INSTRUCTION -> The records below must be output exactly, without pictures.

Dataset listings of figures ->

★ ★ ★ ★

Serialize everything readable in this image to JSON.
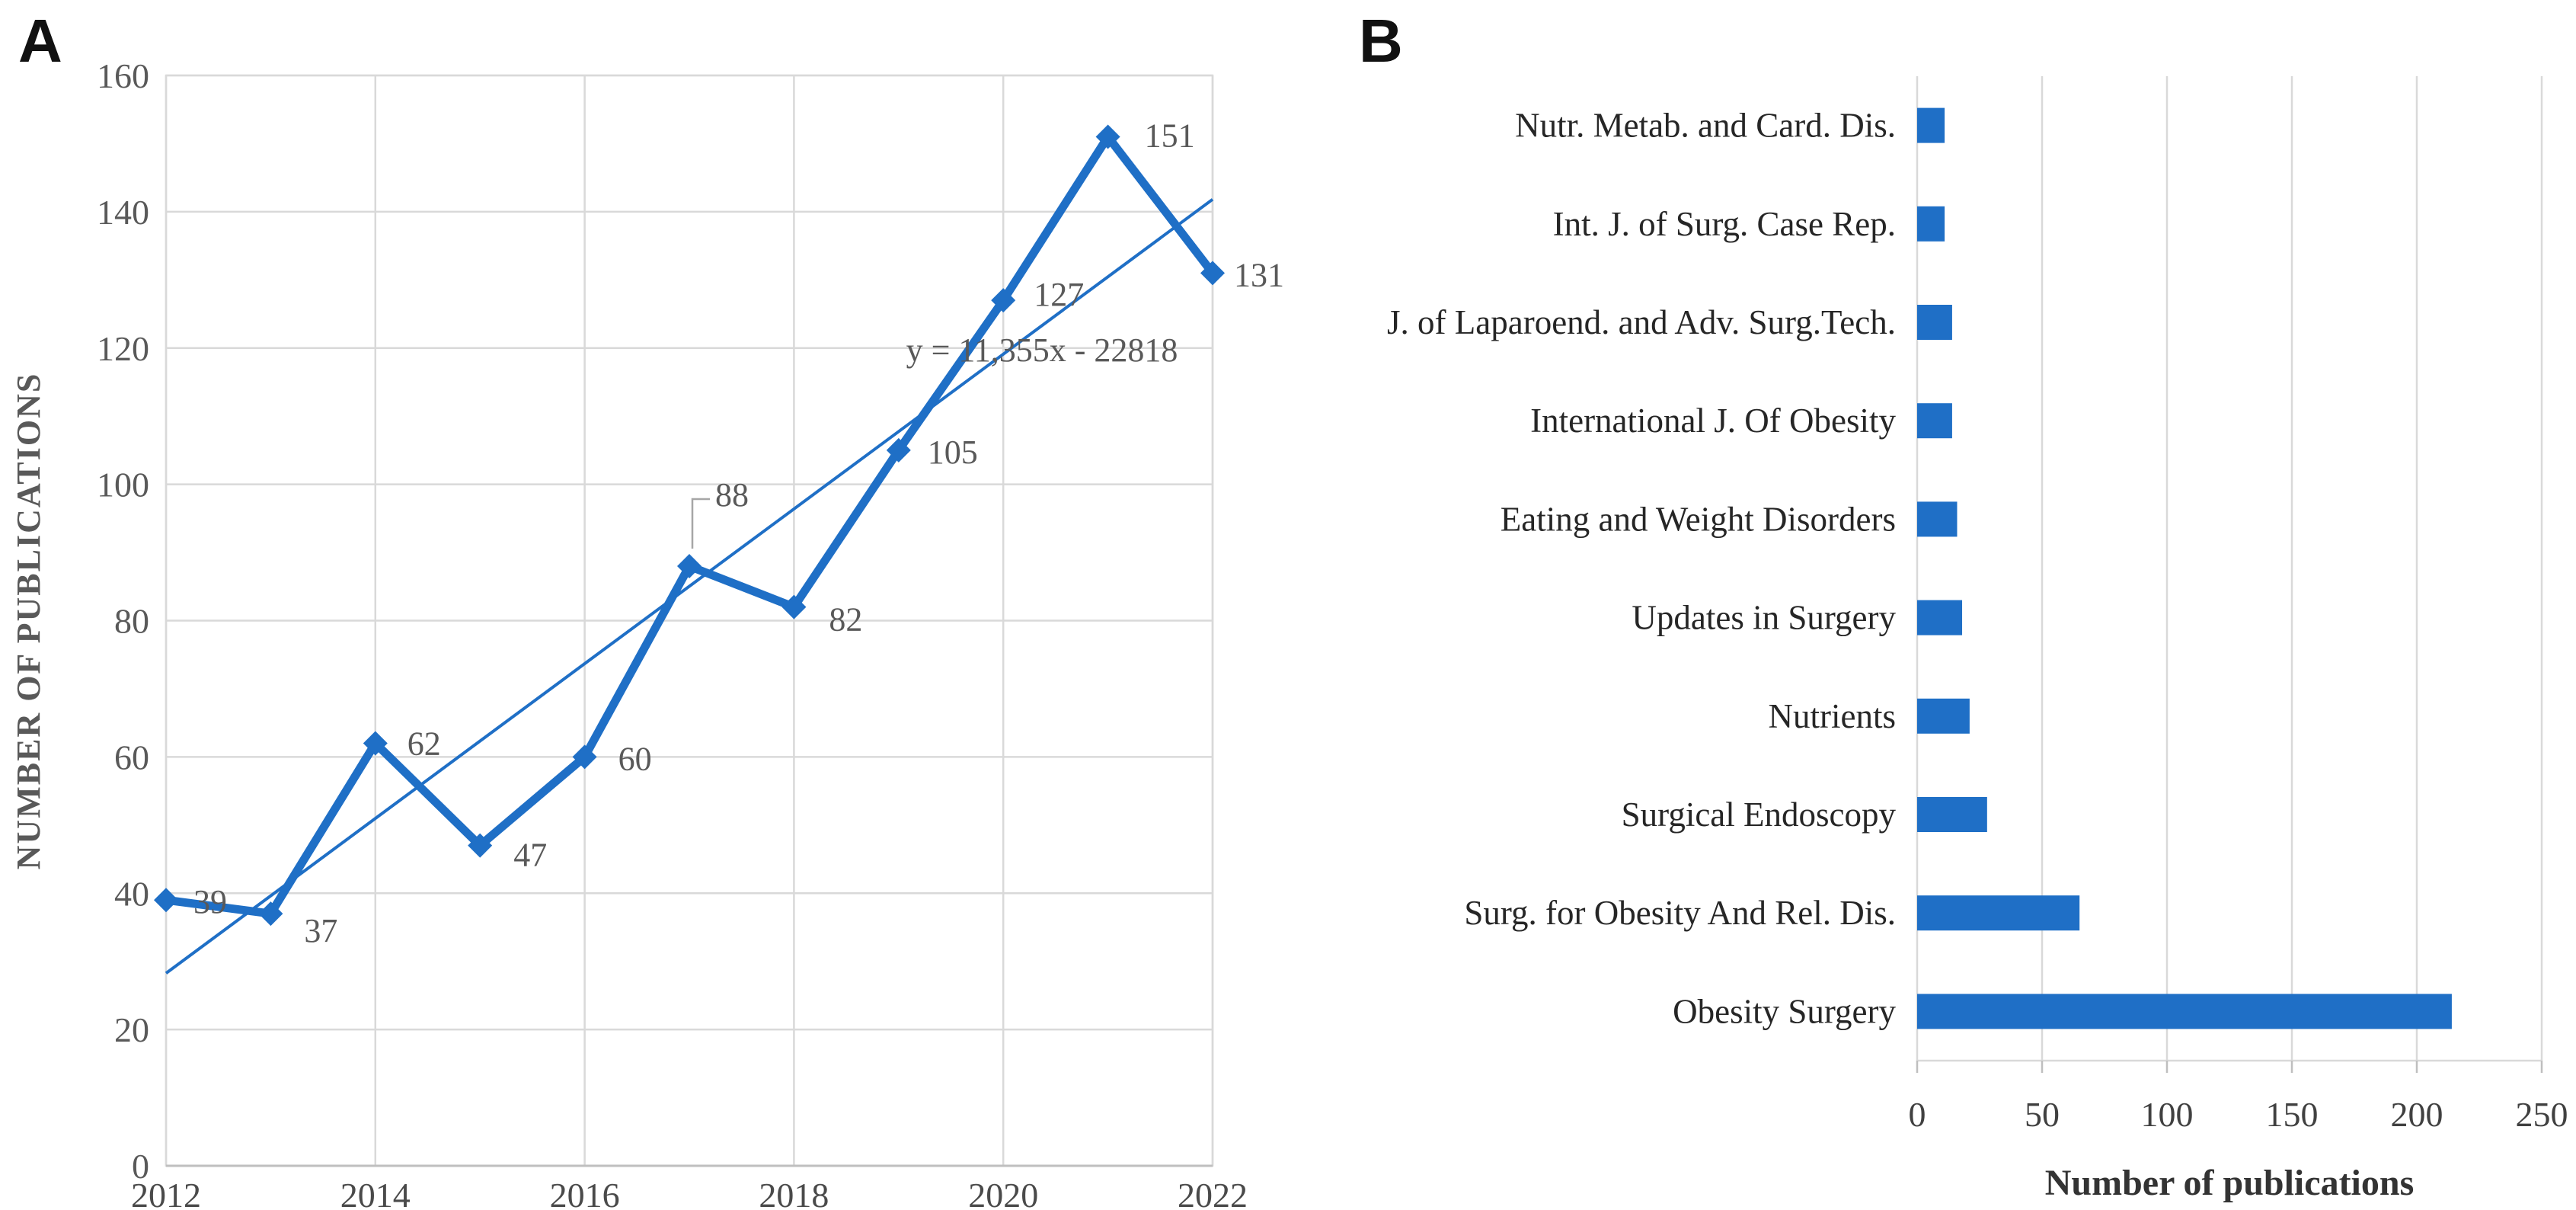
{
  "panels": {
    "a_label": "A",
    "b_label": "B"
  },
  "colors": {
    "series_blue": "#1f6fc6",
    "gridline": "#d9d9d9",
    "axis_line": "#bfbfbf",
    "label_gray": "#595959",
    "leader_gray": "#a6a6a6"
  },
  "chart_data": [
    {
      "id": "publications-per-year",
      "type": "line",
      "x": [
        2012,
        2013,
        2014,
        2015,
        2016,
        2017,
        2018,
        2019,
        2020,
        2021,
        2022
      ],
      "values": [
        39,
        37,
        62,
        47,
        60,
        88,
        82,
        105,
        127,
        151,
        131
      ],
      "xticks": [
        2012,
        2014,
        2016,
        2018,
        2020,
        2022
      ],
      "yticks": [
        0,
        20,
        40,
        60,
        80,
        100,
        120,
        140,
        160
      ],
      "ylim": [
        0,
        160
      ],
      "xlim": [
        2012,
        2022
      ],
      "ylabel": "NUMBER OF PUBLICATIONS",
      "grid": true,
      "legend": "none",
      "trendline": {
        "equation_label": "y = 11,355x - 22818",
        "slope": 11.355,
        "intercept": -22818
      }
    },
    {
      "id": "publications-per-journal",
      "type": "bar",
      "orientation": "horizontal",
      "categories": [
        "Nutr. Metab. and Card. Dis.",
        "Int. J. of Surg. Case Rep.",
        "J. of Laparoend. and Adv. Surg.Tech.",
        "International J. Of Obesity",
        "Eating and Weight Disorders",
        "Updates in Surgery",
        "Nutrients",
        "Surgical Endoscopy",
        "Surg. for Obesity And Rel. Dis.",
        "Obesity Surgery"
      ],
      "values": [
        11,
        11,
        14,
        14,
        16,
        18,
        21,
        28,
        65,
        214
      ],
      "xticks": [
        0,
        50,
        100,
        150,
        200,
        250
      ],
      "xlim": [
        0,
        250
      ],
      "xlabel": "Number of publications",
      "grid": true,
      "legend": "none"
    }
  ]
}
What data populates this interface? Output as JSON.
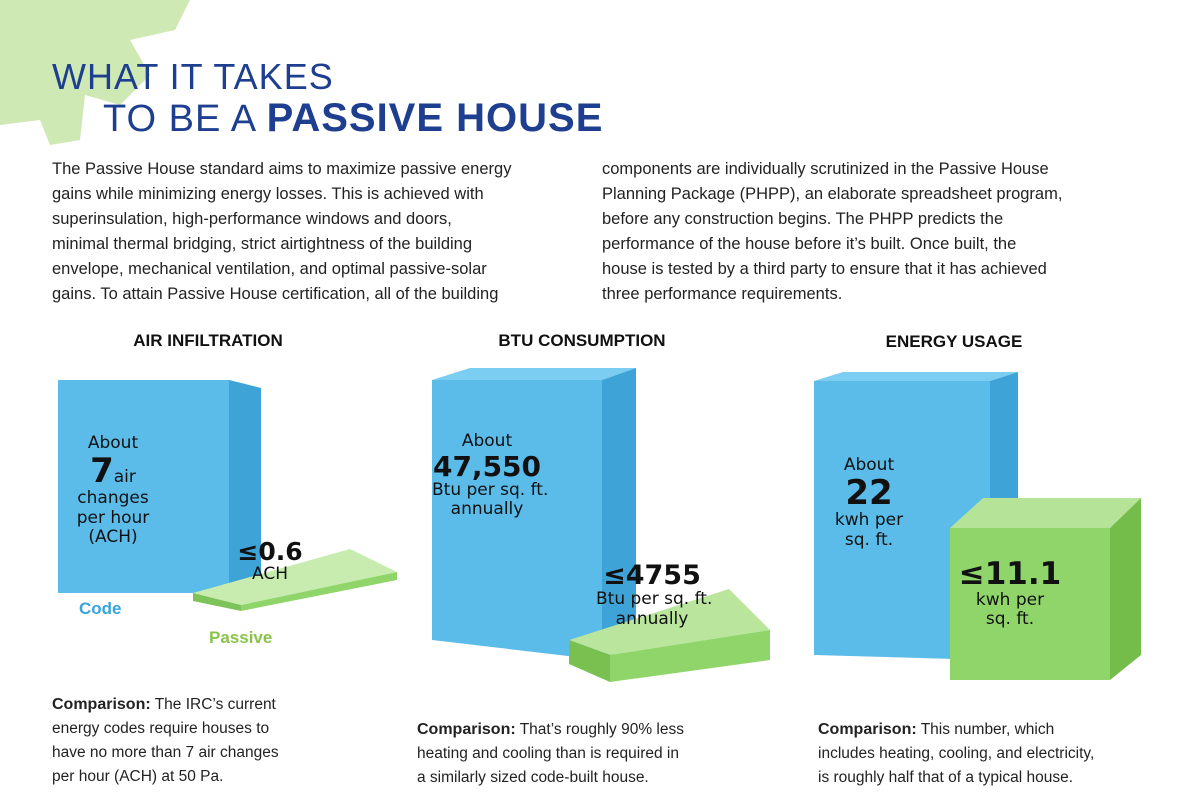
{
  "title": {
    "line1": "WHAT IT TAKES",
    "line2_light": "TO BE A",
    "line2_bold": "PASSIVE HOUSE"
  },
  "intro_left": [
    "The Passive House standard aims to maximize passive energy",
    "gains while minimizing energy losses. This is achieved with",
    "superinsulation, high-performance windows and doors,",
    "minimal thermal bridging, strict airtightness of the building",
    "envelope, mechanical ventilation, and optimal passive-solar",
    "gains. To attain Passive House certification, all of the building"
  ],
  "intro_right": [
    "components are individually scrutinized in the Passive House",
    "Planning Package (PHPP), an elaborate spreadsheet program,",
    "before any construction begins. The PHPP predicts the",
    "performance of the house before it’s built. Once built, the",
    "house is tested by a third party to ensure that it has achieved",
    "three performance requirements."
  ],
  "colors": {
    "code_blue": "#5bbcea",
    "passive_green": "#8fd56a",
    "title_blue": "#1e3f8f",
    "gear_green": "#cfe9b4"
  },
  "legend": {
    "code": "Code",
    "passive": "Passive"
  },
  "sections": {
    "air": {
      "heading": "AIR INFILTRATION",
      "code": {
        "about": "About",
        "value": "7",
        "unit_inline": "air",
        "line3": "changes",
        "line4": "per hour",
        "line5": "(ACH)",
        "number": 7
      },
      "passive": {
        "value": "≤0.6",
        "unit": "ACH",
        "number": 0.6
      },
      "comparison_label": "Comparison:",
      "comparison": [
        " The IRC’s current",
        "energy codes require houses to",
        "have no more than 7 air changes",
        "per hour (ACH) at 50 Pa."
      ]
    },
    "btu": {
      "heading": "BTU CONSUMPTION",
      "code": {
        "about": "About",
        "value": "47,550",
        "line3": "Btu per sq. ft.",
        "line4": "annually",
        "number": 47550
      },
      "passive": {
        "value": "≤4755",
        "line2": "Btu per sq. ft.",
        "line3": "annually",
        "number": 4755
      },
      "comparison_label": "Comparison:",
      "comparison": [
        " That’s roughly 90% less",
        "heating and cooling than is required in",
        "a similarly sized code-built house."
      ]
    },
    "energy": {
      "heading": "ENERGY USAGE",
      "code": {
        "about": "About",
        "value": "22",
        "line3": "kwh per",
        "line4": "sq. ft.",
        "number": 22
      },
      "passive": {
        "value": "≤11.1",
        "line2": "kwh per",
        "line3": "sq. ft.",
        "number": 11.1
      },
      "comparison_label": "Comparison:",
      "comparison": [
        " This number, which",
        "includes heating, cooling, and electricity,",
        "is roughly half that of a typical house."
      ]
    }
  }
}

★ ★ ★ ★

ANSWER IN FULL ->
Serialize everything readable in this image to JSON.
{
  "panels": {
    "a_label": "A",
    "b_label": "B"
  },
  "colors": {
    "series_blue": "#1f6fc6",
    "gridline": "#d9d9d9",
    "axis_line": "#bfbfbf",
    "label_gray": "#595959",
    "leader_gray": "#a6a6a6"
  },
  "chart_data": [
    {
      "id": "publications-per-year",
      "type": "line",
      "x": [
        2012,
        2013,
        2014,
        2015,
        2016,
        2017,
        2018,
        2019,
        2020,
        2021,
        2022
      ],
      "values": [
        39,
        37,
        62,
        47,
        60,
        88,
        82,
        105,
        127,
        151,
        131
      ],
      "xticks": [
        2012,
        2014,
        2016,
        2018,
        2020,
        2022
      ],
      "yticks": [
        0,
        20,
        40,
        60,
        80,
        100,
        120,
        140,
        160
      ],
      "ylim": [
        0,
        160
      ],
      "xlim": [
        2012,
        2022
      ],
      "ylabel": "NUMBER OF PUBLICATIONS",
      "grid": true,
      "legend": "none",
      "trendline": {
        "equation_label": "y = 11,355x - 22818",
        "slope": 11.355,
        "intercept": -22818
      }
    },
    {
      "id": "publications-per-journal",
      "type": "bar",
      "orientation": "horizontal",
      "categories": [
        "Nutr. Metab. and Card. Dis.",
        "Int. J. of Surg. Case Rep.",
        "J. of Laparoend. and Adv. Surg.Tech.",
        "International J. Of Obesity",
        "Eating and Weight Disorders",
        "Updates in Surgery",
        "Nutrients",
        "Surgical Endoscopy",
        "Surg. for Obesity And Rel. Dis.",
        "Obesity Surgery"
      ],
      "values": [
        11,
        11,
        14,
        14,
        16,
        18,
        21,
        28,
        65,
        214
      ],
      "xticks": [
        0,
        50,
        100,
        150,
        200,
        250
      ],
      "xlim": [
        0,
        250
      ],
      "xlabel": "Number of publications",
      "grid": true,
      "legend": "none"
    }
  ]
}
What data populates this interface? Output as JSON.
{
  "title": {
    "line1": "WHAT IT TAKES",
    "line2_light": "TO BE A",
    "line2_bold": "PASSIVE HOUSE"
  },
  "intro_left": [
    "The Passive House standard aims to maximize passive energy",
    "gains while minimizing energy losses. This is achieved with",
    "superinsulation, high-performance windows and doors,",
    "minimal thermal bridging, strict airtightness of the building",
    "envelope, mechanical ventilation, and optimal passive-solar",
    "gains. To attain Passive House certification, all of the building"
  ],
  "intro_right": [
    "components are individually scrutinized in the Passive House",
    "Planning Package (PHPP), an elaborate spreadsheet program,",
    "before any construction begins. The PHPP predicts the",
    "performance of the house before it’s built. Once built, the",
    "house is tested by a third party to ensure that it has achieved",
    "three performance requirements."
  ],
  "colors": {
    "code_blue": "#5bbcea",
    "passive_green": "#8fd56a",
    "title_blue": "#1e3f8f",
    "gear_green": "#cfe9b4"
  },
  "legend": {
    "code": "Code",
    "passive": "Passive"
  },
  "sections": {
    "air": {
      "heading": "AIR INFILTRATION",
      "code": {
        "about": "About",
        "value": "7",
        "unit_inline": "air",
        "line3": "changes",
        "line4": "per hour",
        "line5": "(ACH)",
        "number": 7
      },
      "passive": {
        "value": "≤0.6",
        "unit": "ACH",
        "number": 0.6
      },
      "comparison_label": "Comparison:",
      "comparison": [
        " The IRC’s current",
        "energy codes require houses to",
        "have no more than 7 air changes",
        "per hour (ACH) at 50 Pa."
      ]
    },
    "btu": {
      "heading": "BTU CONSUMPTION",
      "code": {
        "about": "About",
        "value": "47,550",
        "line3": "Btu per sq. ft.",
        "line4": "annually",
        "number": 47550
      },
      "passive": {
        "value": "≤4755",
        "line2": "Btu per sq. ft.",
        "line3": "annually",
        "number": 4755
      },
      "comparison_label": "Comparison:",
      "comparison": [
        " That’s roughly 90% less",
        "heating and cooling than is required in",
        "a similarly sized code-built house."
      ]
    },
    "energy": {
      "heading": "ENERGY USAGE",
      "code": {
        "about": "About",
        "value": "22",
        "line3": "kwh per",
        "line4": "sq. ft.",
        "number": 22
      },
      "passive": {
        "value": "≤11.1",
        "line2": "kwh per",
        "line3": "sq. ft.",
        "number": 11.1
      },
      "comparison_label": "Comparison:",
      "comparison": [
        " This number, which",
        "includes heating, cooling, and electricity,",
        "is roughly half that of a typical house."
      ]
    }
  }
}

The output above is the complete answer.